§ **GOAL**
Wherever the word "older" shows up in a line, please copy that line.

§ **ITEMS**
>> Begin

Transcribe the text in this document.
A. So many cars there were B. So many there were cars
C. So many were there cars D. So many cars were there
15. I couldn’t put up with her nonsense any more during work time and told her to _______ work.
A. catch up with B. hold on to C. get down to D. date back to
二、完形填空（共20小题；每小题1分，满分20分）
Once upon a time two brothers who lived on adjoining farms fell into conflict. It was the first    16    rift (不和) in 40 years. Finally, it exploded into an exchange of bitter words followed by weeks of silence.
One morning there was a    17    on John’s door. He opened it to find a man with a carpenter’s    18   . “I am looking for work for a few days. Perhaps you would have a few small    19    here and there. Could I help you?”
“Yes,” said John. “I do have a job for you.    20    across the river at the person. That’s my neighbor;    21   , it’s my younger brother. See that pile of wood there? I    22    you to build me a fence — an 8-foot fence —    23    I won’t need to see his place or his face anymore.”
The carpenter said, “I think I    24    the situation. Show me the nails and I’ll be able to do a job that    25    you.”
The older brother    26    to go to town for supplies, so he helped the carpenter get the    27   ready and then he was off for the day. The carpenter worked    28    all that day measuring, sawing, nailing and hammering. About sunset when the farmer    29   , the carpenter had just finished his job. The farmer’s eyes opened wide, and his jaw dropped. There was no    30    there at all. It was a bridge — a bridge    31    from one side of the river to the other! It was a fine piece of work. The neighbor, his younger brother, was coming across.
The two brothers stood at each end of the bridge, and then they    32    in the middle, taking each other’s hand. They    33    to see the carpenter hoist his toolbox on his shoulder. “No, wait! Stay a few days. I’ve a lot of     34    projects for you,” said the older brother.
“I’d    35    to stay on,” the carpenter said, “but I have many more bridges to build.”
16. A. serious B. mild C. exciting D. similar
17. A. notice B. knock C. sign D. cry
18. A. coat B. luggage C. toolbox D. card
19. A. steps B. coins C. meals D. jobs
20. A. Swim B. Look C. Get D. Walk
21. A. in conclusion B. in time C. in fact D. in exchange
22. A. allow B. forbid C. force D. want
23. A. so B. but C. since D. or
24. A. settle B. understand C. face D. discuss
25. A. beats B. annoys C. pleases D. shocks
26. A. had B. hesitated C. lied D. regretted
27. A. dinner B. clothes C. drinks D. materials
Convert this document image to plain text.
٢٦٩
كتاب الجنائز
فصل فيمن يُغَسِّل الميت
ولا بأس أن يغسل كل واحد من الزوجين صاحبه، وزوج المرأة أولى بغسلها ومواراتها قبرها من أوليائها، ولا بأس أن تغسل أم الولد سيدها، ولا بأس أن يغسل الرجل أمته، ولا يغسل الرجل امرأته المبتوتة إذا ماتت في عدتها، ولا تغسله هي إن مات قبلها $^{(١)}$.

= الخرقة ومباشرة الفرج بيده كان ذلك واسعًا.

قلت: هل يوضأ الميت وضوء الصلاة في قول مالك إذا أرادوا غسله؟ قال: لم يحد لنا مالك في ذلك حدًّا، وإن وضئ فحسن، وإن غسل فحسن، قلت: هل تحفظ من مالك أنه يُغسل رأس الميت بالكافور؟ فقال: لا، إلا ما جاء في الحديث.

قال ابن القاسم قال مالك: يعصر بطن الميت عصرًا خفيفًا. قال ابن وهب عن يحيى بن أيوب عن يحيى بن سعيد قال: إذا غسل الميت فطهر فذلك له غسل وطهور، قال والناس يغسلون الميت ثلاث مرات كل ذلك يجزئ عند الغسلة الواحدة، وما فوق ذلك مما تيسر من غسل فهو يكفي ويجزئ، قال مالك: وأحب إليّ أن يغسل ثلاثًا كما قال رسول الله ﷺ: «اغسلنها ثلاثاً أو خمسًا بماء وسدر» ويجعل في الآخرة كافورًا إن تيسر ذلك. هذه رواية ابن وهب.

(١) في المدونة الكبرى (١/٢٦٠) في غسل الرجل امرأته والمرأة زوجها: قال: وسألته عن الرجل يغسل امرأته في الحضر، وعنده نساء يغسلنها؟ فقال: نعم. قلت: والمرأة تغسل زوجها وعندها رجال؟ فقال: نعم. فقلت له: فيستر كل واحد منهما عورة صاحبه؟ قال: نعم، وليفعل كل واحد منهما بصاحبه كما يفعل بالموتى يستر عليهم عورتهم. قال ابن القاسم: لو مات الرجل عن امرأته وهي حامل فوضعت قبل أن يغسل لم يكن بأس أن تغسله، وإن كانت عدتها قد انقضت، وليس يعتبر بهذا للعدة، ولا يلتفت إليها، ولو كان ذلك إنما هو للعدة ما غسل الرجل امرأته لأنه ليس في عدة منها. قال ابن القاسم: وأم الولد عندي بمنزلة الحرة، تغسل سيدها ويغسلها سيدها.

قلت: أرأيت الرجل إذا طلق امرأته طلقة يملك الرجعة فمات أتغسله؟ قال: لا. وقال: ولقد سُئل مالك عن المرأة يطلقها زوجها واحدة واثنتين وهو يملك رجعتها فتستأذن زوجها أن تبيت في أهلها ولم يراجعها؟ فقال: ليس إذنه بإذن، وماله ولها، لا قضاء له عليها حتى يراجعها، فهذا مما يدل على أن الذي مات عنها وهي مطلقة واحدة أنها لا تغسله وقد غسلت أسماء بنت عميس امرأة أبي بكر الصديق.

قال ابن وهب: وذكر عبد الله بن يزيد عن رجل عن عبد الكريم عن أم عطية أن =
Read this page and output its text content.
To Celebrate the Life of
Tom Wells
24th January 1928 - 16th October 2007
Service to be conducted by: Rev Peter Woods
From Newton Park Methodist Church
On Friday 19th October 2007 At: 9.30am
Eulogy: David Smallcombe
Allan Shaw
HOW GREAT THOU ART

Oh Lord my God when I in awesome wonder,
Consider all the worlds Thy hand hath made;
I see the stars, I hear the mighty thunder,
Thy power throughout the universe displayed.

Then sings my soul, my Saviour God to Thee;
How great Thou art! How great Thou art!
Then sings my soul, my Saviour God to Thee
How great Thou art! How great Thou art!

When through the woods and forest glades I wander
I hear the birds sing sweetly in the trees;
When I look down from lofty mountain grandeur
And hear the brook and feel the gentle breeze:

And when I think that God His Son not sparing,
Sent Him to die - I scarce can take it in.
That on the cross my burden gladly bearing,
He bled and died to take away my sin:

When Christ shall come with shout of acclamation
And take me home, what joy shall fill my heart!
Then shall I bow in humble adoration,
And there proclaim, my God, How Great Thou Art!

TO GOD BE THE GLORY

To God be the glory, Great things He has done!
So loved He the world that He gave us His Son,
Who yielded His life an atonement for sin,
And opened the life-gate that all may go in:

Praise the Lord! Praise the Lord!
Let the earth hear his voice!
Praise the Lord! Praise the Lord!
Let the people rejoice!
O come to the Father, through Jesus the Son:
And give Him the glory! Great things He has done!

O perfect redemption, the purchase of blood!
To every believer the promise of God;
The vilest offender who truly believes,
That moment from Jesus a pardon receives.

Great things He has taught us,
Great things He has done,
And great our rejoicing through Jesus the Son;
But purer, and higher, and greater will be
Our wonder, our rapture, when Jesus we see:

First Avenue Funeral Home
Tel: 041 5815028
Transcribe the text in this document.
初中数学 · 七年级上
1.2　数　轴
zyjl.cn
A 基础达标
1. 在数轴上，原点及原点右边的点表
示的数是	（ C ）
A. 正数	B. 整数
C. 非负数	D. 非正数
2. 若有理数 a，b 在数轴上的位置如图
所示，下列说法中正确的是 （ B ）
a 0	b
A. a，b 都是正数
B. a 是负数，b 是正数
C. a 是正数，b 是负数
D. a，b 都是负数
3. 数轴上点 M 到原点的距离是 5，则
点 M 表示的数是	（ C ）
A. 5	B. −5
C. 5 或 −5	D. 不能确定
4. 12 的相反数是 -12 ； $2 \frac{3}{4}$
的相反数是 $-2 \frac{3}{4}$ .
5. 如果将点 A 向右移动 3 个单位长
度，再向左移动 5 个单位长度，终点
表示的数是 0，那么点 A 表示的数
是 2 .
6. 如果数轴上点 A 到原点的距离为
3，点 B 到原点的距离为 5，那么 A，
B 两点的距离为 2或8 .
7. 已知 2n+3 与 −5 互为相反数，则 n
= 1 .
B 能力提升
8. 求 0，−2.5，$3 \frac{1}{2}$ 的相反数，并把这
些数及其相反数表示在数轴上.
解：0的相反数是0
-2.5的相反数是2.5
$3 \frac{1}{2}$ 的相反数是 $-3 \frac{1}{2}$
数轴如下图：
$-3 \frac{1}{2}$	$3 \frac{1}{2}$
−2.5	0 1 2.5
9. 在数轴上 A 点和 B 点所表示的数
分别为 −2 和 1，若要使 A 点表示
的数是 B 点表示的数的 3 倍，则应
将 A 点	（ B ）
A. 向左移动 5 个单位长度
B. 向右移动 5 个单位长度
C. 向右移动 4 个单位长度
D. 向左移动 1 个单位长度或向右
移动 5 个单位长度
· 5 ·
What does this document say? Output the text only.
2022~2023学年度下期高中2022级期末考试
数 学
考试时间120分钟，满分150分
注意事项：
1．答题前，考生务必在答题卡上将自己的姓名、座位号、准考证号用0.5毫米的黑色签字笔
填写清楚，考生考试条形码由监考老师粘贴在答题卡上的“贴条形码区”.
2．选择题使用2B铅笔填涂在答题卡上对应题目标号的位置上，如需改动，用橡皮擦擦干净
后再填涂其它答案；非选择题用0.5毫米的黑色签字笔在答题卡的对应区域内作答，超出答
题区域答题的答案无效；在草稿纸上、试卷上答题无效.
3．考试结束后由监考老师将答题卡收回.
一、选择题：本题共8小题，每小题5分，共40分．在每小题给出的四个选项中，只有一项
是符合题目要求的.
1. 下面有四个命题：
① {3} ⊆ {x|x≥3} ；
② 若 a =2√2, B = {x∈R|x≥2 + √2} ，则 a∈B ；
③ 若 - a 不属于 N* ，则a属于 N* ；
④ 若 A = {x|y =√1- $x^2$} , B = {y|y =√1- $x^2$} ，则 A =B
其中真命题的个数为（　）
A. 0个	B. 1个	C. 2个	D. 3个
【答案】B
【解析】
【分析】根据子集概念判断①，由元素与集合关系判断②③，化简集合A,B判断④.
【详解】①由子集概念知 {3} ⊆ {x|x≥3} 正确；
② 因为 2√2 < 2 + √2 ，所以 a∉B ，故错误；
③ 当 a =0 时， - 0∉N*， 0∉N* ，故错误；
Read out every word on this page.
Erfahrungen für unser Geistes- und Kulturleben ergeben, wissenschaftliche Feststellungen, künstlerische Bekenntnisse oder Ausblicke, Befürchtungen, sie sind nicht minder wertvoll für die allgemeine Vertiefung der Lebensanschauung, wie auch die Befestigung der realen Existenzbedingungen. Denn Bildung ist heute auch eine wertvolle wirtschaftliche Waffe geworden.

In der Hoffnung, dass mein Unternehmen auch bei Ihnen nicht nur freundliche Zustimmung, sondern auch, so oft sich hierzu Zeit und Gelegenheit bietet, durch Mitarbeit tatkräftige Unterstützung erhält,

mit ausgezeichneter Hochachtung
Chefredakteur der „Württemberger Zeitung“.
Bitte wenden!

>> End

§ **RESPONSE TO THE TASK**
The older brother    26    to go to town for supplies, so he helped the carpenter get the    27   ready and then he was off for the day. The carpenter worked    28    all that day measuring, sawing, nailing and hammering. About sunset when the farmer    29   , the carpenter had just finished his job. The farmer’s eyes opened wide, and his jaw dropped. There was no    30    there at all. It was a bridge — a bridge    31    from one side of the river to the other! It was a fine piece of work. The neighbor, his younger brother, was coming across.
The two brothers stood at each end of the bridge, and then they    32    in the middle, taking each other’s hand. They    33    to see the carpenter hoist his toolbox on his shoulder. “No, wait! Stay a few days. I’ve a lot of     34    projects for you,” said the older brother.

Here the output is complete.